▶ PROBLEM TO WORK ON
Without the pictures, reproduce the records that follow exactly.

[Data entries]
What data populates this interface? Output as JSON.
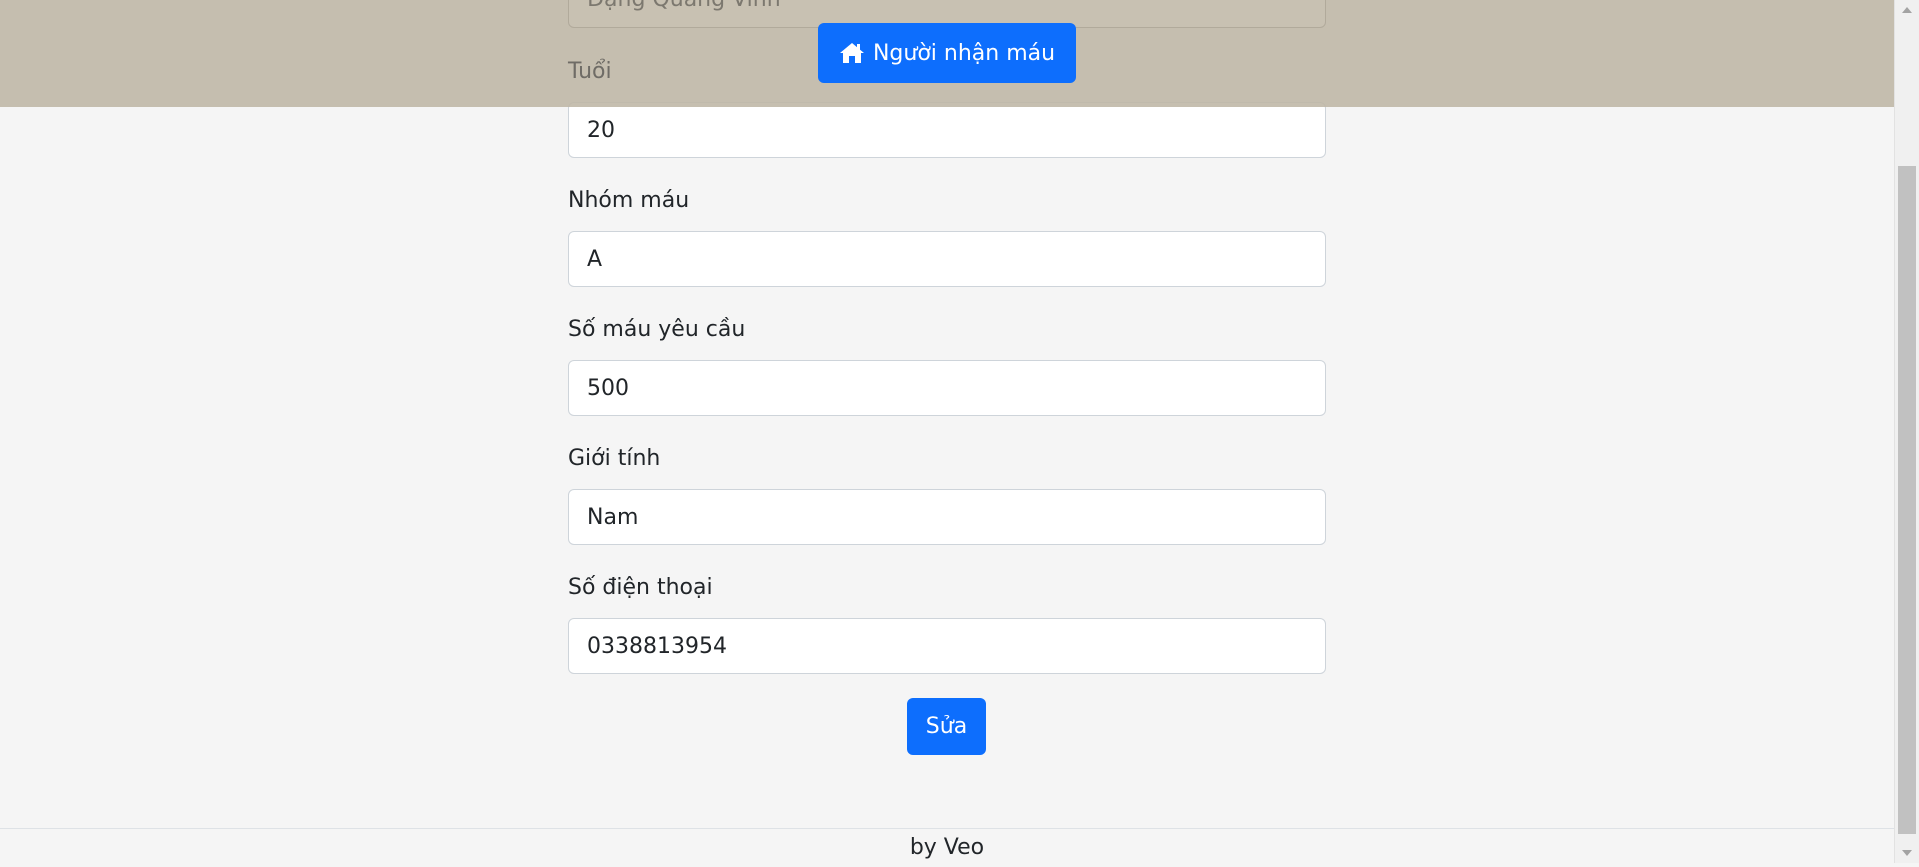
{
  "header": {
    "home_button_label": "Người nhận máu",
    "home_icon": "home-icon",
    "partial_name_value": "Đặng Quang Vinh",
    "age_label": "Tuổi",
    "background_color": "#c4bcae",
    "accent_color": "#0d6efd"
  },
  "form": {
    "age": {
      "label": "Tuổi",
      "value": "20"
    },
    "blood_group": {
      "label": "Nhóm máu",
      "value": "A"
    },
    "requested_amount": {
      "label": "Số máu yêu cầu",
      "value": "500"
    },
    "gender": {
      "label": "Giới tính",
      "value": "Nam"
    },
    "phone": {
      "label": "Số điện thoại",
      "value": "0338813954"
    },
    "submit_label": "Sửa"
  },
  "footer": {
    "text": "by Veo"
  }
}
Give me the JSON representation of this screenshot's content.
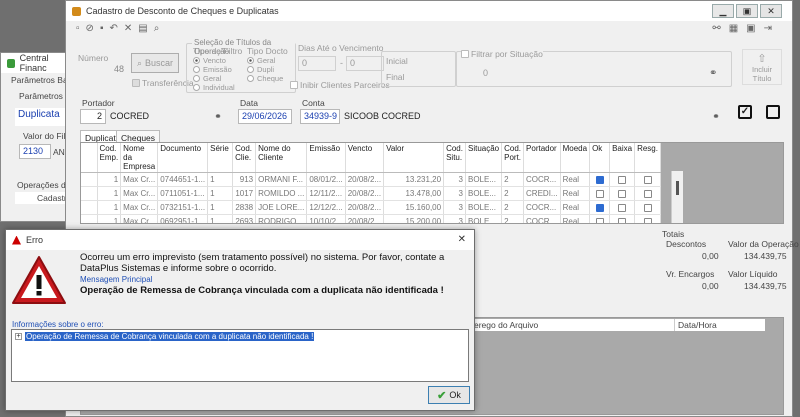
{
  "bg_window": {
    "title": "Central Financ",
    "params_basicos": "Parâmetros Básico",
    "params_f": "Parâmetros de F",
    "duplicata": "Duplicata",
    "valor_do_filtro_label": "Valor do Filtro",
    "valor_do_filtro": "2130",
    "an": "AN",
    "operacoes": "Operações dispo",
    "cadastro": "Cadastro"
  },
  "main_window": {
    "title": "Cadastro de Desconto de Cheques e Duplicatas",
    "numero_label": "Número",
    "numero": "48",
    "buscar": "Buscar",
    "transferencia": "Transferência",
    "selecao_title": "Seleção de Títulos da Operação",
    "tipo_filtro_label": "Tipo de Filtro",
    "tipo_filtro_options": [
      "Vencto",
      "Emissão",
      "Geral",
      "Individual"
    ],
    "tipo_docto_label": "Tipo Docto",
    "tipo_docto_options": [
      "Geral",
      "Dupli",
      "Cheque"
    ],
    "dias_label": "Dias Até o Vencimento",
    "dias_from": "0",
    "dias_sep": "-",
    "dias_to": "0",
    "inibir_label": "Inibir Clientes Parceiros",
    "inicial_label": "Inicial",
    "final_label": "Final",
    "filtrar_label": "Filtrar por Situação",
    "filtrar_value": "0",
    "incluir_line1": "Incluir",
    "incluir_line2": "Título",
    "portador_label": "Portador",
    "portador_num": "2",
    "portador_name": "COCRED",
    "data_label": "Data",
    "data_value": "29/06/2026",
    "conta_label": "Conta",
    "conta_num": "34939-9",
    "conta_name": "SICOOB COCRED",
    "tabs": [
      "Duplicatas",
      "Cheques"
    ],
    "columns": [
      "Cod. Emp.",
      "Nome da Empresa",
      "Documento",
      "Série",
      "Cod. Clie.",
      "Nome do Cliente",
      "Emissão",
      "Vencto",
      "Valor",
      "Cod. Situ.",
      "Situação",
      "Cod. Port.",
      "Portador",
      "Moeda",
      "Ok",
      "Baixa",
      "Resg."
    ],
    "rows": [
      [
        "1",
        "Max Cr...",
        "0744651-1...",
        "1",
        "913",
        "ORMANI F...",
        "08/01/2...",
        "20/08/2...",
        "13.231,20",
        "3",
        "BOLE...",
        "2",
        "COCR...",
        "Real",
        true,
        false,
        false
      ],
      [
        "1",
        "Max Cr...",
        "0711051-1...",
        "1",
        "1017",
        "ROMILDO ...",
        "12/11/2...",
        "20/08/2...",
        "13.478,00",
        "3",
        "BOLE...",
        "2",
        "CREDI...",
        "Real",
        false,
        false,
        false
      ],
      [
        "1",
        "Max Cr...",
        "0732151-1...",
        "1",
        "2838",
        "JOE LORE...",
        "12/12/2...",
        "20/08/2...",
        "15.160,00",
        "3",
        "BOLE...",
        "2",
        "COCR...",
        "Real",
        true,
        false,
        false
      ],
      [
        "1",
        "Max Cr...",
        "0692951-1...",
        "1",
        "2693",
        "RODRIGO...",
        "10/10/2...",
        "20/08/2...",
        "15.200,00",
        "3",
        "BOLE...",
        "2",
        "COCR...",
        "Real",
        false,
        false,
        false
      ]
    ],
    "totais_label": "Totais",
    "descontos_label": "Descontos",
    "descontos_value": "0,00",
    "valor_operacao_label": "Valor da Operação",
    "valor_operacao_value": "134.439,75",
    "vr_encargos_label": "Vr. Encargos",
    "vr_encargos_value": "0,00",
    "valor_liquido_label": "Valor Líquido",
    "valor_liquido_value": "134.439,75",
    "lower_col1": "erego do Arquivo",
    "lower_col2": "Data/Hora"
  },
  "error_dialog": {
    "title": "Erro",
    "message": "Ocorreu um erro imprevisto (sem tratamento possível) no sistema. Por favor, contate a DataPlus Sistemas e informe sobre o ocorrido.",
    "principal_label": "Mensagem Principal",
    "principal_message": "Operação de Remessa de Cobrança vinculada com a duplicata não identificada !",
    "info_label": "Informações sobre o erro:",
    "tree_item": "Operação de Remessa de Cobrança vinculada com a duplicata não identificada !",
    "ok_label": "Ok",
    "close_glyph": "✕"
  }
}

▶ ANSWER
What data populates this interface? Output as JSON.
{
  "header": {
    "home_button_label": "Người nhận máu",
    "home_icon": "home-icon",
    "partial_name_value": "Đặng Quang Vinh",
    "age_label": "Tuổi",
    "background_color": "#c4bcae",
    "accent_color": "#0d6efd"
  },
  "form": {
    "age": {
      "label": "Tuổi",
      "value": "20"
    },
    "blood_group": {
      "label": "Nhóm máu",
      "value": "A"
    },
    "requested_amount": {
      "label": "Số máu yêu cầu",
      "value": "500"
    },
    "gender": {
      "label": "Giới tính",
      "value": "Nam"
    },
    "phone": {
      "label": "Số điện thoại",
      "value": "0338813954"
    },
    "submit_label": "Sửa"
  },
  "footer": {
    "text": "by Veo"
  }
}
Give me the JSON representation of this screenshot's content.
{
  "bg_window": {
    "title": "Central Financ",
    "params_basicos": "Parâmetros Básico",
    "params_f": "Parâmetros de F",
    "duplicata": "Duplicata",
    "valor_do_filtro_label": "Valor do Filtro",
    "valor_do_filtro": "2130",
    "an": "AN",
    "operacoes": "Operações dispo",
    "cadastro": "Cadastro"
  },
  "main_window": {
    "title": "Cadastro de Desconto de Cheques e Duplicatas",
    "numero_label": "Número",
    "numero": "48",
    "buscar": "Buscar",
    "transferencia": "Transferência",
    "selecao_title": "Seleção de Títulos da Operação",
    "tipo_filtro_label": "Tipo de Filtro",
    "tipo_filtro_options": [
      "Vencto",
      "Emissão",
      "Geral",
      "Individual"
    ],
    "tipo_docto_label": "Tipo Docto",
    "tipo_docto_options": [
      "Geral",
      "Dupli",
      "Cheque"
    ],
    "dias_label": "Dias Até o Vencimento",
    "dias_from": "0",
    "dias_sep": "-",
    "dias_to": "0",
    "inibir_label": "Inibir Clientes Parceiros",
    "inicial_label": "Inicial",
    "final_label": "Final",
    "filtrar_label": "Filtrar por Situação",
    "filtrar_value": "0",
    "incluir_line1": "Incluir",
    "incluir_line2": "Título",
    "portador_label": "Portador",
    "portador_num": "2",
    "portador_name": "COCRED",
    "data_label": "Data",
    "data_value": "29/06/2026",
    "conta_label": "Conta",
    "conta_num": "34939-9",
    "conta_name": "SICOOB COCRED",
    "tabs": [
      "Duplicatas",
      "Cheques"
    ],
    "columns": [
      "Cod. Emp.",
      "Nome da Empresa",
      "Documento",
      "Série",
      "Cod. Clie.",
      "Nome do Cliente",
      "Emissão",
      "Vencto",
      "Valor",
      "Cod. Situ.",
      "Situação",
      "Cod. Port.",
      "Portador",
      "Moeda",
      "Ok",
      "Baixa",
      "Resg."
    ],
    "rows": [
      [
        "1",
        "Max Cr...",
        "0744651-1...",
        "1",
        "913",
        "ORMANI F...",
        "08/01/2...",
        "20/08/2...",
        "13.231,20",
        "3",
        "BOLE...",
        "2",
        "COCR...",
        "Real",
        true,
        false,
        false
      ],
      [
        "1",
        "Max Cr...",
        "0711051-1...",
        "1",
        "1017",
        "ROMILDO ...",
        "12/11/2...",
        "20/08/2...",
        "13.478,00",
        "3",
        "BOLE...",
        "2",
        "CREDI...",
        "Real",
        false,
        false,
        false
      ],
      [
        "1",
        "Max Cr...",
        "0732151-1...",
        "1",
        "2838",
        "JOE LORE...",
        "12/12/2...",
        "20/08/2...",
        "15.160,00",
        "3",
        "BOLE...",
        "2",
        "COCR...",
        "Real",
        true,
        false,
        false
      ],
      [
        "1",
        "Max Cr...",
        "0692951-1...",
        "1",
        "2693",
        "RODRIGO...",
        "10/10/2...",
        "20/08/2...",
        "15.200,00",
        "3",
        "BOLE...",
        "2",
        "COCR...",
        "Real",
        false,
        false,
        false
      ]
    ],
    "totais_label": "Totais",
    "descontos_label": "Descontos",
    "descontos_value": "0,00",
    "valor_operacao_label": "Valor da Operação",
    "valor_operacao_value": "134.439,75",
    "vr_encargos_label": "Vr. Encargos",
    "vr_encargos_value": "0,00",
    "valor_liquido_label": "Valor Líquido",
    "valor_liquido_value": "134.439,75",
    "lower_col1": "erego do Arquivo",
    "lower_col2": "Data/Hora"
  },
  "error_dialog": {
    "title": "Erro",
    "message": "Ocorreu um erro imprevisto (sem tratamento possível) no sistema. Por favor, contate a DataPlus Sistemas e informe sobre o ocorrido.",
    "principal_label": "Mensagem Principal",
    "principal_message": "Operação de Remessa de Cobrança vinculada com a duplicata não identificada !",
    "info_label": "Informações sobre o erro:",
    "tree_item": "Operação de Remessa de Cobrança vinculada com a duplicata não identificada !",
    "ok_label": "Ok",
    "close_glyph": "✕"
  }
}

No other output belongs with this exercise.